### DATA FOR THIS TASK
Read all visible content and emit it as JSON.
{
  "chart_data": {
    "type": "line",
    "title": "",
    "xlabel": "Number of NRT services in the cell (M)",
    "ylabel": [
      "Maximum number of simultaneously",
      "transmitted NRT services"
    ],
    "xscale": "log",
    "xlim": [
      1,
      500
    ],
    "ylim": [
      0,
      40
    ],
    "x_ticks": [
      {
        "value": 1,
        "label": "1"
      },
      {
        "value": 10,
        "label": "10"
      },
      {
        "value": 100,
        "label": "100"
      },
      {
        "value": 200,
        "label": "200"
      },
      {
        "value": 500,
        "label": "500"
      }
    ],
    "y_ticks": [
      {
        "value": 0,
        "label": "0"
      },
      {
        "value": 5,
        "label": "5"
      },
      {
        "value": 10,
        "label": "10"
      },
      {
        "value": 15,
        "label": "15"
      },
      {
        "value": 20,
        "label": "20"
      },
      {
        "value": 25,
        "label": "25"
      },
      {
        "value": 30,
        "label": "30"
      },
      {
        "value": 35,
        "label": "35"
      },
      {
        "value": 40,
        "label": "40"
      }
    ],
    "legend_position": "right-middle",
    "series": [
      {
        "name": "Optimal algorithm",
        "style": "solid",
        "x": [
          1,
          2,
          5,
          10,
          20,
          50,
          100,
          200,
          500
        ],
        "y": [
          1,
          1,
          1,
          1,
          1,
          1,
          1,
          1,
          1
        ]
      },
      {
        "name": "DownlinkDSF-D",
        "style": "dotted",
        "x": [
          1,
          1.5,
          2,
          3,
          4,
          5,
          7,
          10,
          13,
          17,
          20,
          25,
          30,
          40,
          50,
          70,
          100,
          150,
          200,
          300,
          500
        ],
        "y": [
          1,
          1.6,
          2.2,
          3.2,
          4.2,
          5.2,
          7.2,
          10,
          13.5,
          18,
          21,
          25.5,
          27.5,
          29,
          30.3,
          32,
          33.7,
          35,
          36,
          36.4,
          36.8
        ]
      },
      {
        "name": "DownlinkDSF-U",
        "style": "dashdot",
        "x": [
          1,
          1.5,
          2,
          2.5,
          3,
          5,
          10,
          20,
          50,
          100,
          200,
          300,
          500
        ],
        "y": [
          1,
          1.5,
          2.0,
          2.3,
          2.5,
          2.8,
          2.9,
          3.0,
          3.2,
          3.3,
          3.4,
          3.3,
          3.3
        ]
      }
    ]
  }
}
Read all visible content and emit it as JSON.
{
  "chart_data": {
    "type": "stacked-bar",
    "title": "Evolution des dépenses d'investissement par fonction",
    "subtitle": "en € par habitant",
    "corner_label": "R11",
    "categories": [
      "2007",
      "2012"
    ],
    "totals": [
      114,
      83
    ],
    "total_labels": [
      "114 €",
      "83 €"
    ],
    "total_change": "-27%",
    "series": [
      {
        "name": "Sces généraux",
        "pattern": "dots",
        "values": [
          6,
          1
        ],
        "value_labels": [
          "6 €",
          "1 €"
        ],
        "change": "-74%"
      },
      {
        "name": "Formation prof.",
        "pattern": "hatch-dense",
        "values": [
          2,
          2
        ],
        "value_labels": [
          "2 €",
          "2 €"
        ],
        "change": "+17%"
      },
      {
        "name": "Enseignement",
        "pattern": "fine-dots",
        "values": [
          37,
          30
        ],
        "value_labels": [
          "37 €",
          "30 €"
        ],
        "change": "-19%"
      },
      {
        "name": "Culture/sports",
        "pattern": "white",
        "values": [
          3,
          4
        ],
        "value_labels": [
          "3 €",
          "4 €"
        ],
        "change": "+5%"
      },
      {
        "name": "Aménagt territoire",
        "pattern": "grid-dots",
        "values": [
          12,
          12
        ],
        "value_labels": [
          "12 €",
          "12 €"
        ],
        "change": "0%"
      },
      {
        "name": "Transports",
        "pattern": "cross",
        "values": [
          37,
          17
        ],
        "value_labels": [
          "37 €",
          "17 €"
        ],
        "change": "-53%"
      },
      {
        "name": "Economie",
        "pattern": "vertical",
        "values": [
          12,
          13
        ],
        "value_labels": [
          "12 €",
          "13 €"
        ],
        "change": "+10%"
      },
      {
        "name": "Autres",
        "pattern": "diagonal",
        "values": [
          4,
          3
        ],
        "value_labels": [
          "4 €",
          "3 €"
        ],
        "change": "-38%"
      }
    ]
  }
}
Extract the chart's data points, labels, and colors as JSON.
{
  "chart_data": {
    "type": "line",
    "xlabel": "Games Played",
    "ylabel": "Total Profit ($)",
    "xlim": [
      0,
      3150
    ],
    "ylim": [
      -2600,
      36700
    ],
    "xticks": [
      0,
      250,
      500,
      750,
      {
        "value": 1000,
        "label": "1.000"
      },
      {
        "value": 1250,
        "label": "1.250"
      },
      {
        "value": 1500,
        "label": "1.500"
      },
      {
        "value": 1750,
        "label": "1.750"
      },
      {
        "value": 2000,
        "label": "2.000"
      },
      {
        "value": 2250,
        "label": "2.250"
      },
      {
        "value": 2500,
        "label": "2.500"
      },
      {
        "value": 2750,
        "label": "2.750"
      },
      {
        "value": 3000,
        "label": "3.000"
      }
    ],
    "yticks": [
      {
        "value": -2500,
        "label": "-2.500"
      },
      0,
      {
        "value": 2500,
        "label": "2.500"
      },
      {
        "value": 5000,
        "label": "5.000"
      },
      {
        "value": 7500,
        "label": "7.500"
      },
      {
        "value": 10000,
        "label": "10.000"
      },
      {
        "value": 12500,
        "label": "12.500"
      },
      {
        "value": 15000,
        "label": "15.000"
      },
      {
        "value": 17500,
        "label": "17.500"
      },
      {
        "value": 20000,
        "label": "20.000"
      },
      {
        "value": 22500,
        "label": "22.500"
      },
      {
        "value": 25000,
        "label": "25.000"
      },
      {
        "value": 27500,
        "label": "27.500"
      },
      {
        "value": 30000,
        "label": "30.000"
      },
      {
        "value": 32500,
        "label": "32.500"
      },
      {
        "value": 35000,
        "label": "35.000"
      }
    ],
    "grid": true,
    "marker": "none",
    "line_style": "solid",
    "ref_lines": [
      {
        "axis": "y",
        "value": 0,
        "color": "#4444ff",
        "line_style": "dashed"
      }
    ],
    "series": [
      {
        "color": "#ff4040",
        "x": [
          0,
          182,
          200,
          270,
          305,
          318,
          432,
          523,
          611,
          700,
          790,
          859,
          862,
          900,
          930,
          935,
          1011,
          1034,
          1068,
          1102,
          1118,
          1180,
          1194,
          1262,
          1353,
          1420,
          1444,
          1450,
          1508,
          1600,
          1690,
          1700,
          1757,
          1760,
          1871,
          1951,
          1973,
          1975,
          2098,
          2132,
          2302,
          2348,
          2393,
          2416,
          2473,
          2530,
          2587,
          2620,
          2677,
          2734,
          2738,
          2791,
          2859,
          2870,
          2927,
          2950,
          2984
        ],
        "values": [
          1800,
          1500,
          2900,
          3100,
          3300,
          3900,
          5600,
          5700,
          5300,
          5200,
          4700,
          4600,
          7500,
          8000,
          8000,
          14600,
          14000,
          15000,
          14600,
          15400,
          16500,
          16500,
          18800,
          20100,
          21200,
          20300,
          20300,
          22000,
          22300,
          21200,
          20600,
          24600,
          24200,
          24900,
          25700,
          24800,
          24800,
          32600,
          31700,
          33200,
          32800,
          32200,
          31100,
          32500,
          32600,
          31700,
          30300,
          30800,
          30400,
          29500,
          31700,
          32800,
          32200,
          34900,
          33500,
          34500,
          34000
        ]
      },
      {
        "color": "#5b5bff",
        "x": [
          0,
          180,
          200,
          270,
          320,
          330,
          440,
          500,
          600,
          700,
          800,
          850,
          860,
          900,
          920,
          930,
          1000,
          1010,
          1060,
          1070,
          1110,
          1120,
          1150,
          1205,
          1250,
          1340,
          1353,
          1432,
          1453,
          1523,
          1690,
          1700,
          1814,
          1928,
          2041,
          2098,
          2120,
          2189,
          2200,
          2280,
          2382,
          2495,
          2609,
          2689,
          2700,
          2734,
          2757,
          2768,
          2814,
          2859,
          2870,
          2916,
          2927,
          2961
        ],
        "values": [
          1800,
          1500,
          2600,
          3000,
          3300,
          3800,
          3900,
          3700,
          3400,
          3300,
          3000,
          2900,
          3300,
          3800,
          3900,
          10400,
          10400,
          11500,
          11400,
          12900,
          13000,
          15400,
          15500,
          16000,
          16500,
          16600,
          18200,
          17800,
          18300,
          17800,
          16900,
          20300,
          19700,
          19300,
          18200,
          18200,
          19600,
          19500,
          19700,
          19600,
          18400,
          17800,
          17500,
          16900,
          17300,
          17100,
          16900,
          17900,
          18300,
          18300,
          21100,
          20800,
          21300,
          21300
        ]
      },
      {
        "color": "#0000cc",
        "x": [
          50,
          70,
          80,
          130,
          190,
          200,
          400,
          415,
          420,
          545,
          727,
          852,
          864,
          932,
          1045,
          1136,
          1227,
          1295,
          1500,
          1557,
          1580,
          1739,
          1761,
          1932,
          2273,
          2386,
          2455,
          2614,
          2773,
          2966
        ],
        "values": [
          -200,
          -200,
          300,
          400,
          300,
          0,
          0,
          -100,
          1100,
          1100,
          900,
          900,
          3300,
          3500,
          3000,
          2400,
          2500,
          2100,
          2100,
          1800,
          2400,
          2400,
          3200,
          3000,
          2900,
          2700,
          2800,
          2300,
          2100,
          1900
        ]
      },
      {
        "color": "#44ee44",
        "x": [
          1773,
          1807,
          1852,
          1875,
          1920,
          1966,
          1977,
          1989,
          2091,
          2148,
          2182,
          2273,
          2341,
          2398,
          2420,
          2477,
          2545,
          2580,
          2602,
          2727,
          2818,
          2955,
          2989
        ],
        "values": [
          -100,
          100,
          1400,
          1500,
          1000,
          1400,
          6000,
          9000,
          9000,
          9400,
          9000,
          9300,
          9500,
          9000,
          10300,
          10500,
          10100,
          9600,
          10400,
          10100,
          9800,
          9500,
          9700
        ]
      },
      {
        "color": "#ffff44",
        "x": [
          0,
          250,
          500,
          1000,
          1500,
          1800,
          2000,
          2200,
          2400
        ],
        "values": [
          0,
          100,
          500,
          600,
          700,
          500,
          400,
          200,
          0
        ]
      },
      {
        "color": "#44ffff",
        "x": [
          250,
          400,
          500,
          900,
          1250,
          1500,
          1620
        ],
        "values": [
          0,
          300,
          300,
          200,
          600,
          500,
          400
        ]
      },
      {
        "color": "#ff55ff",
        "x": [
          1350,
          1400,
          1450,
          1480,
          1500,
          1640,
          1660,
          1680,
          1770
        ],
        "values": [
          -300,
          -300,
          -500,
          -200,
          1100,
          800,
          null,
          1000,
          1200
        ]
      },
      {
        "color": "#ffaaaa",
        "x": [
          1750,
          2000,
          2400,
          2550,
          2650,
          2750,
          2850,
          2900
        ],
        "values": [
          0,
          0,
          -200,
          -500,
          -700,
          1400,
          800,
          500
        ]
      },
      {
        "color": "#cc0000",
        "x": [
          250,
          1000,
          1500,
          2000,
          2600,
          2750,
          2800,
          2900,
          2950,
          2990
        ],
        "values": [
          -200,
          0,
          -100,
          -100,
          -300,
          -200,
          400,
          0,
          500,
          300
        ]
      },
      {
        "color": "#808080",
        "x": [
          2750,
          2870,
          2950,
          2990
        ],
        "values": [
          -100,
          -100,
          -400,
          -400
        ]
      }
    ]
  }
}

### STATED TASK
Find the lines of the material that hold the word "xlabel" and report their count alone.

### WRITTEN SOLUTION
2